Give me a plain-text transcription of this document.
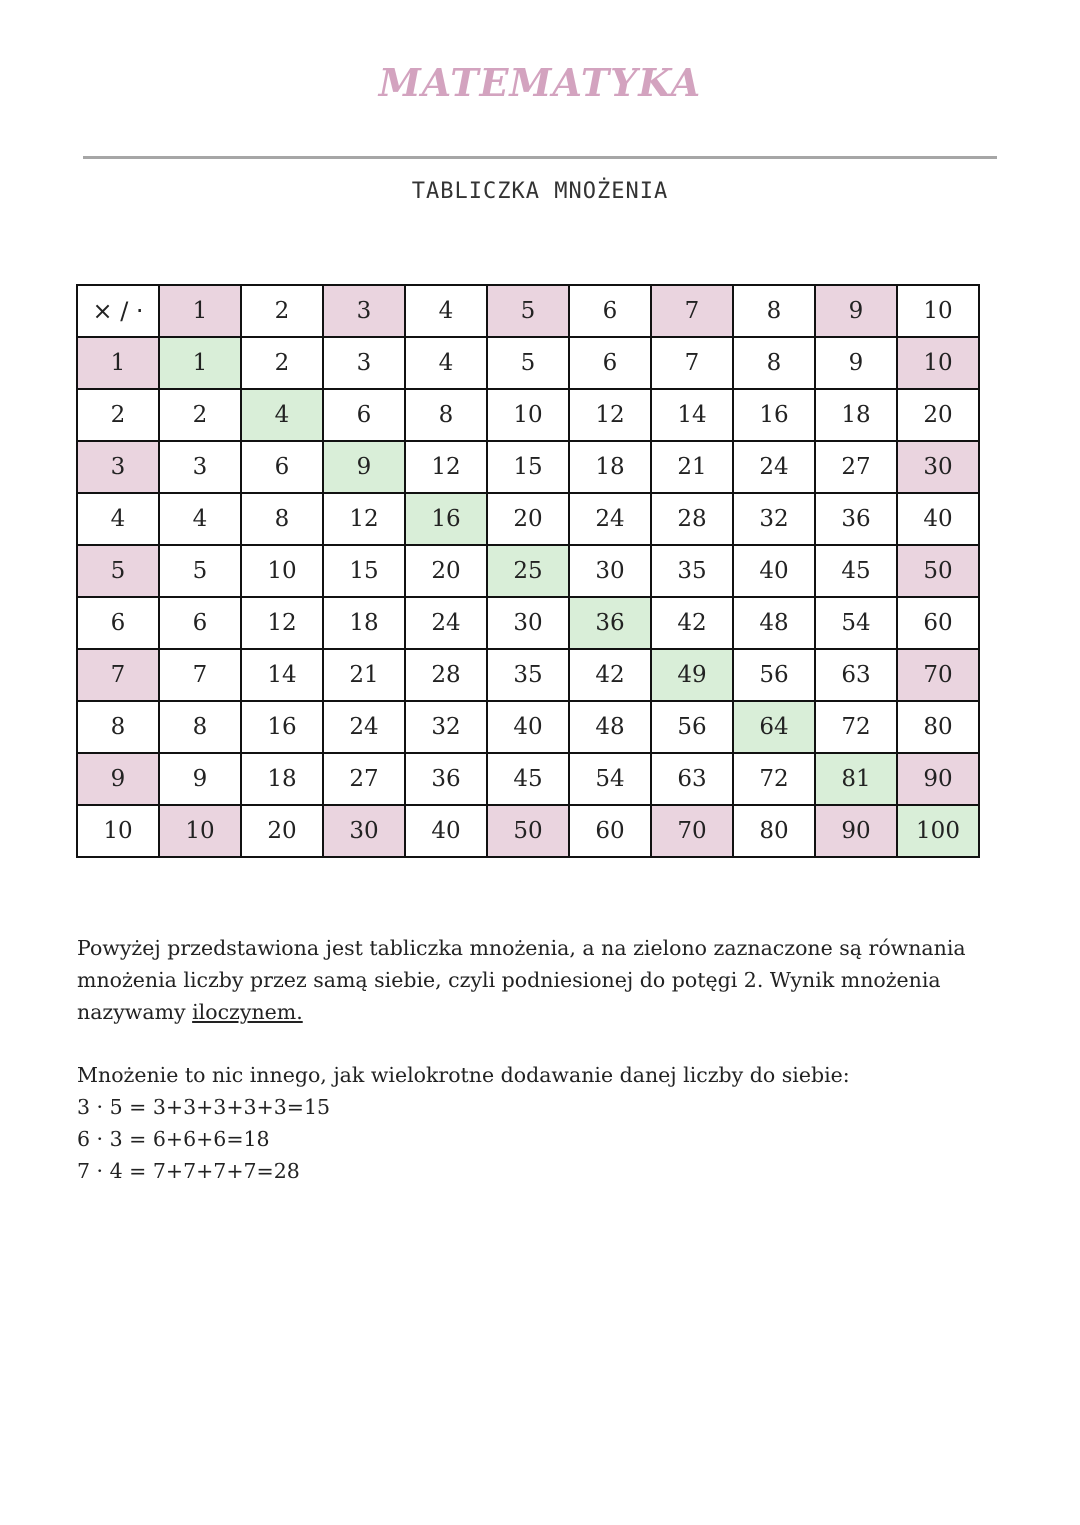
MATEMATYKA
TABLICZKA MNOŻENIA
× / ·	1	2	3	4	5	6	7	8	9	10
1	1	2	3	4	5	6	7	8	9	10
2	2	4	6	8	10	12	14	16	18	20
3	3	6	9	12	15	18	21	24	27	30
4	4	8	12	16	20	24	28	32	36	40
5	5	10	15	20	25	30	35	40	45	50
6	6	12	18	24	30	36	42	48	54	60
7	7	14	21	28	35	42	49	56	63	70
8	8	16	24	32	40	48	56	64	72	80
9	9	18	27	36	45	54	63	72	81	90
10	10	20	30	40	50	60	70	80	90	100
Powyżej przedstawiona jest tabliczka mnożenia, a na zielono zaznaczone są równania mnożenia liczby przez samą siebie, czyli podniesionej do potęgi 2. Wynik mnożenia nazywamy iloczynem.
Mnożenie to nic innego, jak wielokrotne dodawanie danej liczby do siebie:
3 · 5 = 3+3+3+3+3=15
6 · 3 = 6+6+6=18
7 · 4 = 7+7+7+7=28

################

Given problem: Say the number of lines in the listing that hold "liczby", with no added words.

Response to this task: 2